▸ **GIVEN INSTRUCTION**
Find all lines in the records that include the word "this", and copy them out.

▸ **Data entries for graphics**
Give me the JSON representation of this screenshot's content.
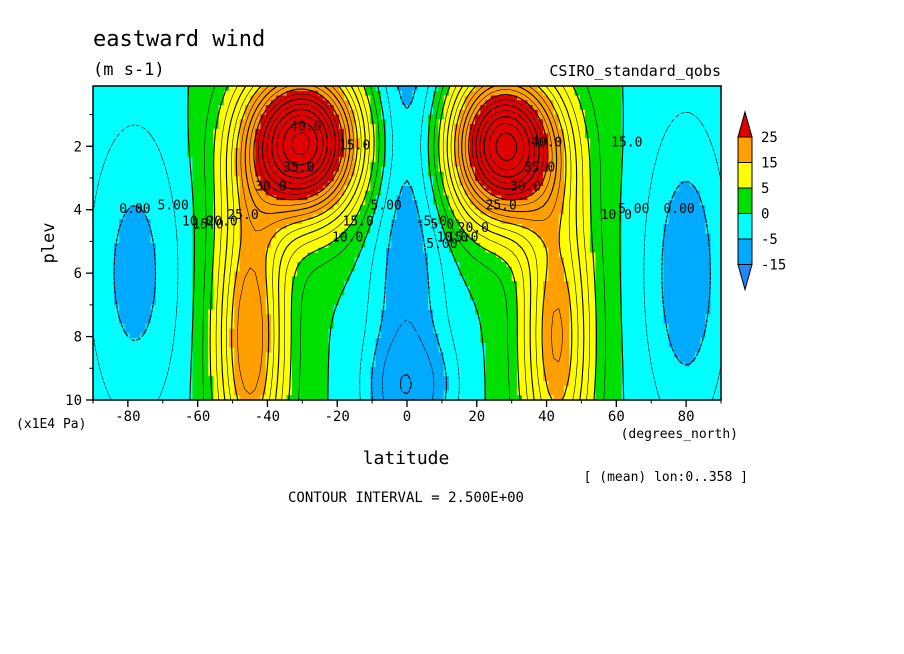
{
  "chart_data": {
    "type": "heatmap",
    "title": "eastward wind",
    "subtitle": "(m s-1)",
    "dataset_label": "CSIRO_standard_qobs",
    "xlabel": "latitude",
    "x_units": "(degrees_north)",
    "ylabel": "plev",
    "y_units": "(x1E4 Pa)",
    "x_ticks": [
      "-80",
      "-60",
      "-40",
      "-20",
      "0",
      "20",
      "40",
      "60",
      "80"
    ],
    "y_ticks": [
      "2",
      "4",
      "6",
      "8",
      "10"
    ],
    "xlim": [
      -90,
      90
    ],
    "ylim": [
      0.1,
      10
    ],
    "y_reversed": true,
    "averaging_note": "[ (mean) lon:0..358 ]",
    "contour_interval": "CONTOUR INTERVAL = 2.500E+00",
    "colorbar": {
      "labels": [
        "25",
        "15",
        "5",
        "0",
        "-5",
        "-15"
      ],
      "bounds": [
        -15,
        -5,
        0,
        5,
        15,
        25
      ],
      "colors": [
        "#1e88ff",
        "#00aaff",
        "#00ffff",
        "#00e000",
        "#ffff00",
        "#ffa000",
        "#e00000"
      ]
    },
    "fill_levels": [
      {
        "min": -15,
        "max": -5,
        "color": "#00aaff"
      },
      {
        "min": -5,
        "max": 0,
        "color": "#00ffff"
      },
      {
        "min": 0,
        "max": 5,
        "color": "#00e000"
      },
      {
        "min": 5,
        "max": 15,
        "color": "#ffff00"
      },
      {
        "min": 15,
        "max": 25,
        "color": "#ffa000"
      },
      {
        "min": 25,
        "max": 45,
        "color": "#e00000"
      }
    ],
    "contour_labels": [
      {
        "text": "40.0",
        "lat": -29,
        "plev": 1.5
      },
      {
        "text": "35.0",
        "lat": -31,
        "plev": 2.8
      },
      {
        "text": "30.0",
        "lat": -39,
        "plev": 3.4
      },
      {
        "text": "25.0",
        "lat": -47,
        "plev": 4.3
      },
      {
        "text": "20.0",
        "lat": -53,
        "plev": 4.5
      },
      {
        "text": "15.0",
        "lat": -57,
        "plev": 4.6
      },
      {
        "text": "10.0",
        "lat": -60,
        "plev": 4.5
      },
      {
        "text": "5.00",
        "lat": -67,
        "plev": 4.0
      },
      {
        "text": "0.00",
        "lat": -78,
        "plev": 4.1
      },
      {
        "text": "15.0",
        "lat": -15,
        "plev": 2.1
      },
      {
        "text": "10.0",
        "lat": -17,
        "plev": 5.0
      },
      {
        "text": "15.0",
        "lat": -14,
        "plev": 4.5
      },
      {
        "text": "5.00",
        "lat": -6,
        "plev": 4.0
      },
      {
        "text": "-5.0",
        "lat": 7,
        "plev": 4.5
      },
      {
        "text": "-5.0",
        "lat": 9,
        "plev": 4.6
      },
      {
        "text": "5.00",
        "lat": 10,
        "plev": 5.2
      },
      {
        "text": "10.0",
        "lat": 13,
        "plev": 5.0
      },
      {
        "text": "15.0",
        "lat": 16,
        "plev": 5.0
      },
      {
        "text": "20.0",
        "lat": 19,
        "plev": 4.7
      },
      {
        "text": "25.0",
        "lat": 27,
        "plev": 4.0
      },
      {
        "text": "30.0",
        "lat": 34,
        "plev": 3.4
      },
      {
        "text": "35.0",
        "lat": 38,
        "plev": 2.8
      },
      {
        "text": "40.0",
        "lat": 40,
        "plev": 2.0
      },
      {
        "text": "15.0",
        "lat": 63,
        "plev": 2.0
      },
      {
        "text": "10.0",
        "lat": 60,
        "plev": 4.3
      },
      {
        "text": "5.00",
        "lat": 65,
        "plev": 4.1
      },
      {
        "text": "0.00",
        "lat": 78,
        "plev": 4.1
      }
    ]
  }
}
* * *
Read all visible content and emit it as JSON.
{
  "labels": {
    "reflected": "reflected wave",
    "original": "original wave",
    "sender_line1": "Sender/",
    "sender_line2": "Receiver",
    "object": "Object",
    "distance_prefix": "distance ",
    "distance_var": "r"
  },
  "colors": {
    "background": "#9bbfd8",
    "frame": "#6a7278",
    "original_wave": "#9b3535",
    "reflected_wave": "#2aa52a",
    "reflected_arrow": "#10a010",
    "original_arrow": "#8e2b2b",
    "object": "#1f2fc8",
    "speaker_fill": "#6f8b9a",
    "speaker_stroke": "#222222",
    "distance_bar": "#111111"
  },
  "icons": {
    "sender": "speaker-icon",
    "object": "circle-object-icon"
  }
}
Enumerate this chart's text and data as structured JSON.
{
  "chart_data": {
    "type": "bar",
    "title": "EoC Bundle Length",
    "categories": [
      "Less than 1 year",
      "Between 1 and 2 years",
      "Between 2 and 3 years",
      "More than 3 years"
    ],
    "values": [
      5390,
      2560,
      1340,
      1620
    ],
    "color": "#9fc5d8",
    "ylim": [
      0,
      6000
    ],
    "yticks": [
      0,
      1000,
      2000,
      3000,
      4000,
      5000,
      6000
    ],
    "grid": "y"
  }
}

▸ **RESPONSE TO THE EXERCISE**
Give me the JSON representation of this screenshot's content.
Enumerate this chart's text and data as structured JSON.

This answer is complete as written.